| Prompt |
Reproduce the listing below without any change.

>> START Provided entries

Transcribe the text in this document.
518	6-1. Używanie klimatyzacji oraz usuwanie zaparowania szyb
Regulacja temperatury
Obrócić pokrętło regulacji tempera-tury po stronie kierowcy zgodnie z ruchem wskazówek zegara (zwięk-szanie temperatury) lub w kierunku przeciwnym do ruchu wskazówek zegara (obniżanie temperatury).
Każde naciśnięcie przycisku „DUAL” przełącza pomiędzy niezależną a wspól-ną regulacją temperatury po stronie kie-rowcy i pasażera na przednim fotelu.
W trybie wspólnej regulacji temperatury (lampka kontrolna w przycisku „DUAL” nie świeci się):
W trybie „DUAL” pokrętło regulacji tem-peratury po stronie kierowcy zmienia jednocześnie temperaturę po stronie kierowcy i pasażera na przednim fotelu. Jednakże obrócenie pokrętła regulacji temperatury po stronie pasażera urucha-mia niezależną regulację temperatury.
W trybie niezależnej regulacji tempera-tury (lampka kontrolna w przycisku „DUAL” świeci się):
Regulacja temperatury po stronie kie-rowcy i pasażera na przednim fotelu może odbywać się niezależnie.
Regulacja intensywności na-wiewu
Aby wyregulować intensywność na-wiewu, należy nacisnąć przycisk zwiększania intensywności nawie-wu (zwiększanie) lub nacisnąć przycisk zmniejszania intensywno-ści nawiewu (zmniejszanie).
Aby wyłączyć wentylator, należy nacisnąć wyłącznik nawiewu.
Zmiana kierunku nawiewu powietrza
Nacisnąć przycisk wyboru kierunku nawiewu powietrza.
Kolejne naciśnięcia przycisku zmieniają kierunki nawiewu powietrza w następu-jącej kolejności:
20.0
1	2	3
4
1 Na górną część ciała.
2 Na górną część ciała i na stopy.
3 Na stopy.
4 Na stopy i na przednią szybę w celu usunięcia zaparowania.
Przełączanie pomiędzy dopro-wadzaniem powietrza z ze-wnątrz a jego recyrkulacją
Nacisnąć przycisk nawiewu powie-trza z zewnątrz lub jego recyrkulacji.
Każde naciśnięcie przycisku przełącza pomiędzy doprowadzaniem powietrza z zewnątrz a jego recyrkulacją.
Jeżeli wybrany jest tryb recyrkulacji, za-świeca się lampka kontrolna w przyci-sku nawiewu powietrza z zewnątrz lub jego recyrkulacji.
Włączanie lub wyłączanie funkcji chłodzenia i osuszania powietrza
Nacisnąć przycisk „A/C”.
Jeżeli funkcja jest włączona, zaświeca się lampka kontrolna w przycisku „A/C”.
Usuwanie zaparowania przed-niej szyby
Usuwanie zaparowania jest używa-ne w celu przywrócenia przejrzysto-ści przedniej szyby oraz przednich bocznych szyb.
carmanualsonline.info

>> END Provided entries

| Answer |
Transcribe the text in this document.
518	6-1. Używanie klimatyzacji oraz usuwanie zaparowania szyb
Regulacja temperatury
Obrócić pokrętło regulacji tempera-tury po stronie kierowcy zgodnie z ruchem wskazówek zegara (zwięk-szanie temperatury) lub w kierunku przeciwnym do ruchu wskazówek zegara (obniżanie temperatury).
Każde naciśnięcie przycisku „DUAL” przełącza pomiędzy niezależną a wspól-ną regulacją temperatury po stronie kie-rowcy i pasażera na przednim fotelu.
W trybie wspólnej regulacji temperatury (lampka kontrolna w przycisku „DUAL” nie świeci się):
W trybie „DUAL” pokrętło regulacji tem-peratury po stronie kierowcy zmienia jednocześnie temperaturę po stronie kierowcy i pasażera na przednim fotelu. Jednakże obrócenie pokrętła regulacji temperatury po stronie pasażera urucha-mia niezależną regulację temperatury.
W trybie niezależnej regulacji tempera-tury (lampka kontrolna w przycisku „DUAL” świeci się):
Regulacja temperatury po stronie kie-rowcy i pasażera na przednim fotelu może odbywać się niezależnie.
Regulacja intensywności na-wiewu
Aby wyregulować intensywność na-wiewu, należy nacisnąć przycisk zwiększania intensywności nawie-wu (zwiększanie) lub nacisnąć przycisk zmniejszania intensywno-ści nawiewu (zmniejszanie).
Aby wyłączyć wentylator, należy nacisnąć wyłącznik nawiewu.
Zmiana kierunku nawiewu powietrza
Nacisnąć przycisk wyboru kierunku nawiewu powietrza.
Kolejne naciśnięcia przycisku zmieniają kierunki nawiewu powietrza w następu-jącej kolejności:
20.0
1	2	3
4
1 Na górną część ciała.
2 Na górną część ciała i na stopy.
3 Na stopy.
4 Na stopy i na przednią szybę w celu usunięcia zaparowania.
Przełączanie pomiędzy dopro-wadzaniem powietrza z ze-wnątrz a jego recyrkulacją
Nacisnąć przycisk nawiewu powie-trza z zewnątrz lub jego recyrkulacji.
Każde naciśnięcie przycisku przełącza pomiędzy doprowadzaniem powietrza z zewnątrz a jego recyrkulacją.
Jeżeli wybrany jest tryb recyrkulacji, za-świeca się lampka kontrolna w przyci-sku nawiewu powietrza z zewnątrz lub jego recyrkulacji.
Włączanie lub wyłączanie funkcji chłodzenia i osuszania powietrza
Nacisnąć przycisk „A/C”.
Jeżeli funkcja jest włączona, zaświeca się lampka kontrolna w przycisku „A/C”.
Usuwanie zaparowania przed-niej szyby
Usuwanie zaparowania jest używa-ne w celu przywrócenia przejrzysto-ści przedniej szyby oraz przednich bocznych szyb.
carmanualsonline.info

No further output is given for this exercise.